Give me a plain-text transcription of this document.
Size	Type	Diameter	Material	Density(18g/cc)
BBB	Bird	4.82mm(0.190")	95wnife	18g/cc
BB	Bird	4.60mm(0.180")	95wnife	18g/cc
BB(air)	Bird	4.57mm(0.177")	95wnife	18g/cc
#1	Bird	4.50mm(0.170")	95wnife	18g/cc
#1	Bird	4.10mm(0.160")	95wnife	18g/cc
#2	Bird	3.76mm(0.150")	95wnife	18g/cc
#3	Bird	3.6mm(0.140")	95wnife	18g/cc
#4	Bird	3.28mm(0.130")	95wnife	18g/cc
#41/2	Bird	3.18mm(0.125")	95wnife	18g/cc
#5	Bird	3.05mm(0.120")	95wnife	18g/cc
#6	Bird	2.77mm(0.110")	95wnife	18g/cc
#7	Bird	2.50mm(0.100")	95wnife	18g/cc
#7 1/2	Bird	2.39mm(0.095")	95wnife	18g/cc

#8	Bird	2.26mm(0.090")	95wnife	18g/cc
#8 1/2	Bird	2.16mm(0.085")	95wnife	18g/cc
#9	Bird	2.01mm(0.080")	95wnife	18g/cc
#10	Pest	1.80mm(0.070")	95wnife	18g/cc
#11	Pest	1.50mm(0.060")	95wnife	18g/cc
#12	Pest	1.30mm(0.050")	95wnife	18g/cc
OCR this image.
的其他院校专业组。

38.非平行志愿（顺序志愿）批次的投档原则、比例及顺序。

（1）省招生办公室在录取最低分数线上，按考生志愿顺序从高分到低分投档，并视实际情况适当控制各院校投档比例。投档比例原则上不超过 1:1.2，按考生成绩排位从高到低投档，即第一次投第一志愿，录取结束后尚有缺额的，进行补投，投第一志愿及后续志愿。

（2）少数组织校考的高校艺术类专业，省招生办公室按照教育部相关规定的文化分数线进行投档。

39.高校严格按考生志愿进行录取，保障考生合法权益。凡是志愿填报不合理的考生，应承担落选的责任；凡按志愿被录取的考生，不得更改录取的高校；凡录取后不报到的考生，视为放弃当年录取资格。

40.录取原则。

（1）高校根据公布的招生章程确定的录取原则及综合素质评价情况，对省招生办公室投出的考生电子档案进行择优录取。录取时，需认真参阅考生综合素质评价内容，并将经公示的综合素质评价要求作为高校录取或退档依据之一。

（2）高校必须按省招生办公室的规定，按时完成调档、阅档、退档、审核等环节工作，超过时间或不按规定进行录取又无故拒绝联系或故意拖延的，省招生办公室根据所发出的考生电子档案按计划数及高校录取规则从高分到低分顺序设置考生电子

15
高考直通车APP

* What needs to be done
Take the lines above and print them exactly.

* The output
Give me a plain-text transcription of this document.
Size	Type	Diameter	Material	Density(18g/cc)
BBB	Bird	4.82mm(0.190")	95wnife	18g/cc
BB	Bird	4.60mm(0.180")	95wnife	18g/cc
BB(air)	Bird	4.57mm(0.177")	95wnife	18g/cc
#1	Bird	4.50mm(0.170")	95wnife	18g/cc
#1	Bird	4.10mm(0.160")	95wnife	18g/cc
#2	Bird	3.76mm(0.150")	95wnife	18g/cc
#3	Bird	3.6mm(0.140")	95wnife	18g/cc
#4	Bird	3.28mm(0.130")	95wnife	18g/cc
#41/2	Bird	3.18mm(0.125")	95wnife	18g/cc
#5	Bird	3.05mm(0.120")	95wnife	18g/cc
#6	Bird	2.77mm(0.110")	95wnife	18g/cc
#7	Bird	2.50mm(0.100")	95wnife	18g/cc
#7 1/2	Bird	2.39mm(0.095")	95wnife	18g/cc

#8	Bird	2.26mm(0.090")	95wnife	18g/cc
#8 1/2	Bird	2.16mm(0.085")	95wnife	18g/cc
#9	Bird	2.01mm(0.080")	95wnife	18g/cc
#10	Pest	1.80mm(0.070")	95wnife	18g/cc
#11	Pest	1.50mm(0.060")	95wnife	18g/cc
#12	Pest	1.30mm(0.050")	95wnife	18g/cc
OCR this image.
的其他院校专业组。

38.非平行志愿（顺序志愿）批次的投档原则、比例及顺序。

（1）省招生办公室在录取最低分数线上，按考生志愿顺序从高分到低分投档，并视实际情况适当控制各院校投档比例。投档比例原则上不超过 1:1.2，按考生成绩排位从高到低投档，即第一次投第一志愿，录取结束后尚有缺额的，进行补投，投第一志愿及后续志愿。

（2）少数组织校考的高校艺术类专业，省招生办公室按照教育部相关规定的文化分数线进行投档。

39.高校严格按考生志愿进行录取，保障考生合法权益。凡是志愿填报不合理的考生，应承担落选的责任；凡按志愿被录取的考生，不得更改录取的高校；凡录取后不报到的考生，视为放弃当年录取资格。

40.录取原则。

（1）高校根据公布的招生章程确定的录取原则及综合素质评价情况，对省招生办公室投出的考生电子档案进行择优录取。录取时，需认真参阅考生综合素质评价内容，并将经公示的综合素质评价要求作为高校录取或退档依据之一。

（2）高校必须按省招生办公室的规定，按时完成调档、阅档、退档、审核等环节工作，超过时间或不按规定进行录取又无故拒绝联系或故意拖延的，省招生办公室根据所发出的考生电子档案按计划数及高校录取规则从高分到低分顺序设置考生电子

15
高考直通车APP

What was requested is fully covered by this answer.